:: To be done ::
Select the lines of the records containing the word "Testing" and list them.

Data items

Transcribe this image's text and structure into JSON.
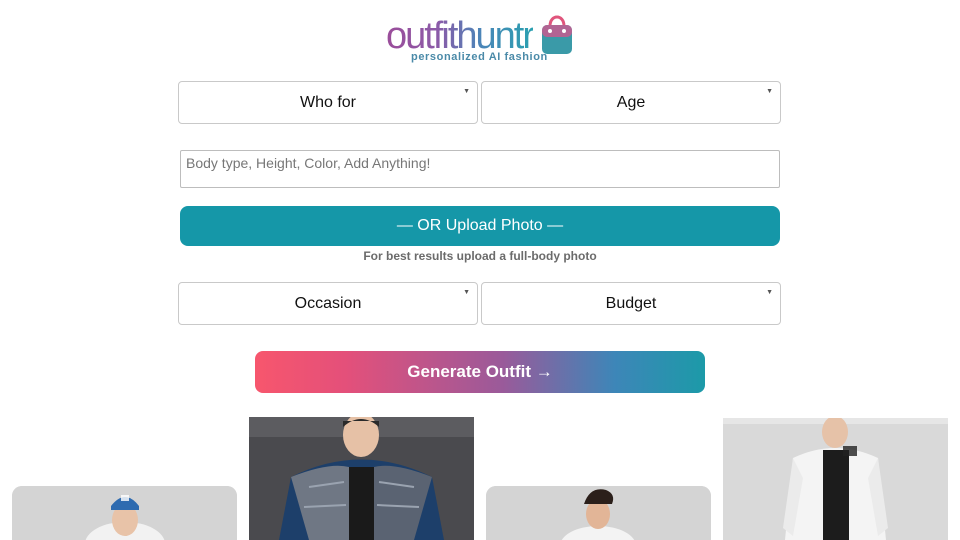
{
  "brand": {
    "logo_text": "outfithuntr",
    "tagline": "personalized AI fashion",
    "colors": {
      "primary": "#1597a8",
      "accent_start": "#f7566d",
      "accent_end": "#1c9aa8"
    }
  },
  "form": {
    "who_for": {
      "value": "Who for"
    },
    "age": {
      "value": "Age"
    },
    "details": {
      "placeholder": "Body type, Height, Color, Add Anything!"
    },
    "upload_label": "— OR Upload Photo —",
    "upload_hint": "For best results upload a full-body photo",
    "occasion": {
      "value": "Occasion"
    },
    "budget": {
      "value": "Budget"
    },
    "generate_label": "Generate Outfit →"
  },
  "gallery": {
    "items": [
      {
        "name": "outfit-photo-cap-man"
      },
      {
        "name": "outfit-photo-puffer-jacket"
      },
      {
        "name": "outfit-photo-denim-man"
      },
      {
        "name": "outfit-photo-white-bomber"
      }
    ]
  }
}
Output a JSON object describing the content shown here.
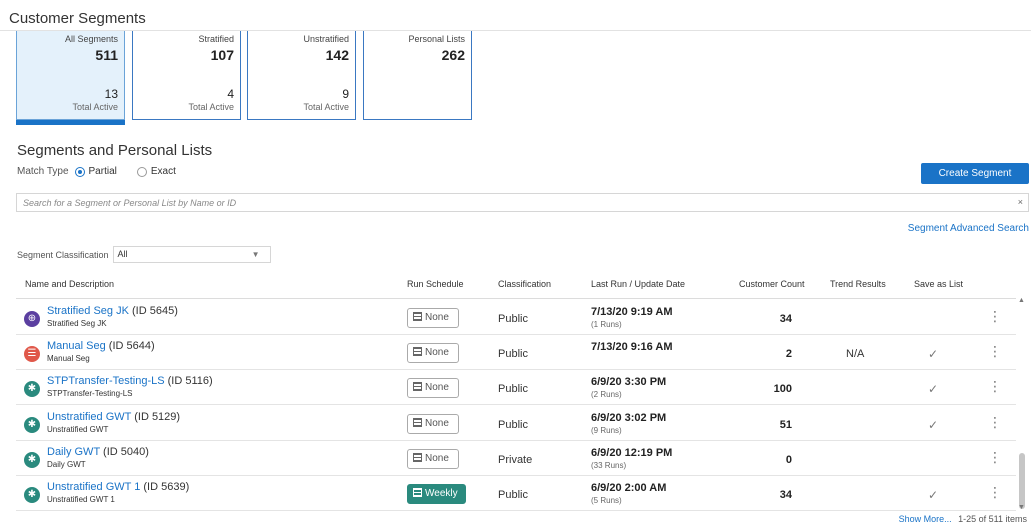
{
  "page_title": "Customer Segments",
  "tiles": [
    {
      "label": "All Segments",
      "count": "511",
      "active": "13",
      "active_label": "Total Active"
    },
    {
      "label": "Stratified",
      "count": "107",
      "active": "4",
      "active_label": "Total Active"
    },
    {
      "label": "Unstratified",
      "count": "142",
      "active": "9",
      "active_label": "Total Active"
    },
    {
      "label": "Personal Lists",
      "count": "262",
      "active": "",
      "active_label": ""
    }
  ],
  "section_title": "Segments and Personal Lists",
  "match_type": {
    "label": "Match Type",
    "partial": "Partial",
    "exact": "Exact",
    "selected": "Partial"
  },
  "create_button": "Create Segment",
  "search": {
    "placeholder": "Search for a Segment or Personal List by Name or ID",
    "clear": "×"
  },
  "advanced_search": "Segment Advanced Search",
  "classification_filter": {
    "label": "Segment Classification",
    "value": "All"
  },
  "columns": {
    "name": "Name and Description",
    "schedule": "Run Schedule",
    "classification": "Classification",
    "last_run": "Last Run / Update Date",
    "count": "Customer Count",
    "trend": "Trend Results",
    "save": "Save as List"
  },
  "rows": [
    {
      "name": "Stratified Seg JK",
      "id": "(ID 5645)",
      "desc": "Stratified Seg JK",
      "schedule": "None",
      "classification": "Public",
      "date": "7/13/20 9:19 AM",
      "runs": "(1 Runs)",
      "count": "34",
      "trend": "",
      "saved": "",
      "icon": "stratified-icon",
      "color": "#5b3fa0"
    },
    {
      "name": "Manual Seg",
      "id": "(ID 5644)",
      "desc": "Manual Seg",
      "schedule": "None",
      "classification": "Public",
      "date": "7/13/20 9:16 AM",
      "runs": "",
      "count": "2",
      "trend": "N/A",
      "saved": "✓",
      "icon": "manual-icon",
      "color": "#e0584a"
    },
    {
      "name": "STPTransfer-Testing-LS",
      "id": "(ID 5116)",
      "desc": "STPTransfer-Testing-LS",
      "schedule": "None",
      "classification": "Public",
      "date": "6/9/20 3:30 PM",
      "runs": "(2 Runs)",
      "count": "100",
      "trend": "",
      "saved": "✓",
      "icon": "unstratified-icon",
      "color": "#2a8a7e"
    },
    {
      "name": "Unstratified GWT",
      "id": "(ID 5129)",
      "desc": "Unstratified GWT",
      "schedule": "None",
      "classification": "Public",
      "date": "6/9/20 3:02 PM",
      "runs": "(9 Runs)",
      "count": "51",
      "trend": "",
      "saved": "✓",
      "icon": "unstratified-icon",
      "color": "#2a8a7e"
    },
    {
      "name": "Daily GWT",
      "id": "(ID 5040)",
      "desc": "Daily GWT",
      "schedule": "None",
      "classification": "Private",
      "date": "6/9/20 12:19 PM",
      "runs": "(33 Runs)",
      "count": "0",
      "trend": "",
      "saved": "",
      "icon": "unstratified-icon",
      "color": "#2a8a7e"
    },
    {
      "name": "Unstratified GWT 1",
      "id": "(ID 5639)",
      "desc": "Unstratified GWT 1",
      "schedule": "Weekly",
      "classification": "Public",
      "date": "6/9/20 2:00 AM",
      "runs": "(5 Runs)",
      "count": "34",
      "trend": "",
      "saved": "✓",
      "icon": "unstratified-icon",
      "color": "#2a8a7e"
    }
  ],
  "footer": {
    "show_more": "Show More...",
    "range": "1-25 of 511 items"
  }
}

:: Exercise result ::
      "name": "STPTransfer-Testing-LS",
      "desc": "STPTransfer-Testing-LS",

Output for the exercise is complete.